• _Data items_
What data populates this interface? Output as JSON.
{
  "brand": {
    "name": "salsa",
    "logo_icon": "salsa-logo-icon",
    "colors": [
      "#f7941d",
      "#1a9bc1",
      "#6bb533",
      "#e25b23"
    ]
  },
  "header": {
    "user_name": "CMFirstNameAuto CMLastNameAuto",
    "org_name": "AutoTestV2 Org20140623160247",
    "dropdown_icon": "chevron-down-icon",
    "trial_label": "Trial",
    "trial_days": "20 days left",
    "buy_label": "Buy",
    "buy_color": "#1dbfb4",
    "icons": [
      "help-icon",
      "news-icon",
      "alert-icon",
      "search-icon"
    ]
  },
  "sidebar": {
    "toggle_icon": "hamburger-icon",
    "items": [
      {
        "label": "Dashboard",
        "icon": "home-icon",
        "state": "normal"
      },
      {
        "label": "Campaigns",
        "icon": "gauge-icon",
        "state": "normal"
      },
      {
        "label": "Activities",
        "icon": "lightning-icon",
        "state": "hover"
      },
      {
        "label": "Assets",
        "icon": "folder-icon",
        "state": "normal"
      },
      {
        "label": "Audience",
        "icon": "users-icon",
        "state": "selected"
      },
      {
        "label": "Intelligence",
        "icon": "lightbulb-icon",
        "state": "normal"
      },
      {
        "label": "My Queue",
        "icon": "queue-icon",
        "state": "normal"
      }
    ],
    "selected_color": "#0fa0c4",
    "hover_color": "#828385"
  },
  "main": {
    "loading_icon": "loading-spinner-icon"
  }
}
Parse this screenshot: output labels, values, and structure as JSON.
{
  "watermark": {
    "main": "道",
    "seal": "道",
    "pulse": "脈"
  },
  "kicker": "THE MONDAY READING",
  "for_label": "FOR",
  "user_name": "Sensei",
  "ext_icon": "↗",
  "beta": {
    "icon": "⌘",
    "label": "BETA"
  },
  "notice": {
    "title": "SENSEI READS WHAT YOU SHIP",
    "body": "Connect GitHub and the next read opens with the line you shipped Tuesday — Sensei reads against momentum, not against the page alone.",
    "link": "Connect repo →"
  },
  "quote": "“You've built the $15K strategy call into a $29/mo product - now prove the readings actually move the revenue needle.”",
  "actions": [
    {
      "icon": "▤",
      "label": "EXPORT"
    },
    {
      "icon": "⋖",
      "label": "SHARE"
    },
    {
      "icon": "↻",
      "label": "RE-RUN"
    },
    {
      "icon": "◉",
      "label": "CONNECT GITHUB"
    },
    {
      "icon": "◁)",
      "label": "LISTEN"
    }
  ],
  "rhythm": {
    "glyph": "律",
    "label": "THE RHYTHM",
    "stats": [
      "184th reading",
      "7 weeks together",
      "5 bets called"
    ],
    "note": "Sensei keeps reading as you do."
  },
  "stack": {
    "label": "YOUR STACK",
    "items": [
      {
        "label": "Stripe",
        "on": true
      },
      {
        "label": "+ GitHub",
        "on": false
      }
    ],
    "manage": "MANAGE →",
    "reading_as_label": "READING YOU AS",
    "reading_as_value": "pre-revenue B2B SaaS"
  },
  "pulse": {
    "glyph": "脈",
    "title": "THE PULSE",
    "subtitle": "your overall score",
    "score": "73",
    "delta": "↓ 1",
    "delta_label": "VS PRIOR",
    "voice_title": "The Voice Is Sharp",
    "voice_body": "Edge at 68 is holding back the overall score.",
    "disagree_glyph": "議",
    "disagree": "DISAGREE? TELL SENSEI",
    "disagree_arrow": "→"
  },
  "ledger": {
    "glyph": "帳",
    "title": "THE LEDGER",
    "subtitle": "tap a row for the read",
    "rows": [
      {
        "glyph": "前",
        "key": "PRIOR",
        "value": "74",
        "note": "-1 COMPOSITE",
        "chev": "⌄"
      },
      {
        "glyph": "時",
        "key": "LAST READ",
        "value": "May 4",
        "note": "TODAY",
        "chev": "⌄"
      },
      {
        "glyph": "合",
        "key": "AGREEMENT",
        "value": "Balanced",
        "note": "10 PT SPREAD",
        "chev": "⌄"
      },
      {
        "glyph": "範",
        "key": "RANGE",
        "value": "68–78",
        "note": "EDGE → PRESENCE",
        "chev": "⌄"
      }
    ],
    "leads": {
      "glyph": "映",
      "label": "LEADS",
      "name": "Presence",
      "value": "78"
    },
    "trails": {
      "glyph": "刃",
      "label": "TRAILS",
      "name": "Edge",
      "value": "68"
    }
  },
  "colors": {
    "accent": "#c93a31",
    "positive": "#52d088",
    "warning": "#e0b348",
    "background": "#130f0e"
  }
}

• _EXERCISE_
Return the material in full, exactly as shown.

• _COMPLETED EXERCISE_
What data populates this interface? Output as JSON.
{
  "brand": {
    "name": "salsa",
    "logo_icon": "salsa-logo-icon",
    "colors": [
      "#f7941d",
      "#1a9bc1",
      "#6bb533",
      "#e25b23"
    ]
  },
  "header": {
    "user_name": "CMFirstNameAuto CMLastNameAuto",
    "org_name": "AutoTestV2 Org20140623160247",
    "dropdown_icon": "chevron-down-icon",
    "trial_label": "Trial",
    "trial_days": "20 days left",
    "buy_label": "Buy",
    "buy_color": "#1dbfb4",
    "icons": [
      "help-icon",
      "news-icon",
      "alert-icon",
      "search-icon"
    ]
  },
  "sidebar": {
    "toggle_icon": "hamburger-icon",
    "items": [
      {
        "label": "Dashboard",
        "icon": "home-icon",
        "state": "normal"
      },
      {
        "label": "Campaigns",
        "icon": "gauge-icon",
        "state": "normal"
      },
      {
        "label": "Activities",
        "icon": "lightning-icon",
        "state": "hover"
      },
      {
        "label": "Assets",
        "icon": "folder-icon",
        "state": "normal"
      },
      {
        "label": "Audience",
        "icon": "users-icon",
        "state": "selected"
      },
      {
        "label": "Intelligence",
        "icon": "lightbulb-icon",
        "state": "normal"
      },
      {
        "label": "My Queue",
        "icon": "queue-icon",
        "state": "normal"
      }
    ],
    "selected_color": "#0fa0c4",
    "hover_color": "#828385"
  },
  "main": {
    "loading_icon": "loading-spinner-icon"
  }
}
Parse this screenshot: output labels, values, and structure as JSON.
{
  "watermark": {
    "main": "道",
    "seal": "道",
    "pulse": "脈"
  },
  "kicker": "THE MONDAY READING",
  "for_label": "FOR",
  "user_name": "Sensei",
  "ext_icon": "↗",
  "beta": {
    "icon": "⌘",
    "label": "BETA"
  },
  "notice": {
    "title": "SENSEI READS WHAT YOU SHIP",
    "body": "Connect GitHub and the next read opens with the line you shipped Tuesday — Sensei reads against momentum, not against the page alone.",
    "link": "Connect repo →"
  },
  "quote": "“You've built the $15K strategy call into a $29/mo product - now prove the readings actually move the revenue needle.”",
  "actions": [
    {
      "icon": "▤",
      "label": "EXPORT"
    },
    {
      "icon": "⋖",
      "label": "SHARE"
    },
    {
      "icon": "↻",
      "label": "RE-RUN"
    },
    {
      "icon": "◉",
      "label": "CONNECT GITHUB"
    },
    {
      "icon": "◁)",
      "label": "LISTEN"
    }
  ],
  "rhythm": {
    "glyph": "律",
    "label": "THE RHYTHM",
    "stats": [
      "184th reading",
      "7 weeks together",
      "5 bets called"
    ],
    "note": "Sensei keeps reading as you do."
  },
  "stack": {
    "label": "YOUR STACK",
    "items": [
      {
        "label": "Stripe",
        "on": true
      },
      {
        "label": "+ GitHub",
        "on": false
      }
    ],
    "manage": "MANAGE →",
    "reading_as_label": "READING YOU AS",
    "reading_as_value": "pre-revenue B2B SaaS"
  },
  "pulse": {
    "glyph": "脈",
    "title": "THE PULSE",
    "subtitle": "your overall score",
    "score": "73",
    "delta": "↓ 1",
    "delta_label": "VS PRIOR",
    "voice_title": "The Voice Is Sharp",
    "voice_body": "Edge at 68 is holding back the overall score.",
    "disagree_glyph": "議",
    "disagree": "DISAGREE? TELL SENSEI",
    "disagree_arrow": "→"
  },
  "ledger": {
    "glyph": "帳",
    "title": "THE LEDGER",
    "subtitle": "tap a row for the read",
    "rows": [
      {
        "glyph": "前",
        "key": "PRIOR",
        "value": "74",
        "note": "-1 COMPOSITE",
        "chev": "⌄"
      },
      {
        "glyph": "時",
        "key": "LAST READ",
        "value": "May 4",
        "note": "TODAY",
        "chev": "⌄"
      },
      {
        "glyph": "合",
        "key": "AGREEMENT",
        "value": "Balanced",
        "note": "10 PT SPREAD",
        "chev": "⌄"
      },
      {
        "glyph": "範",
        "key": "RANGE",
        "value": "68–78",
        "note": "EDGE → PRESENCE",
        "chev": "⌄"
      }
    ],
    "leads": {
      "glyph": "映",
      "label": "LEADS",
      "name": "Presence",
      "value": "78"
    },
    "trails": {
      "glyph": "刃",
      "label": "TRAILS",
      "name": "Edge",
      "value": "68"
    }
  },
  "colors": {
    "accent": "#c93a31",
    "positive": "#52d088",
    "warning": "#e0b348",
    "background": "#130f0e"
  }
}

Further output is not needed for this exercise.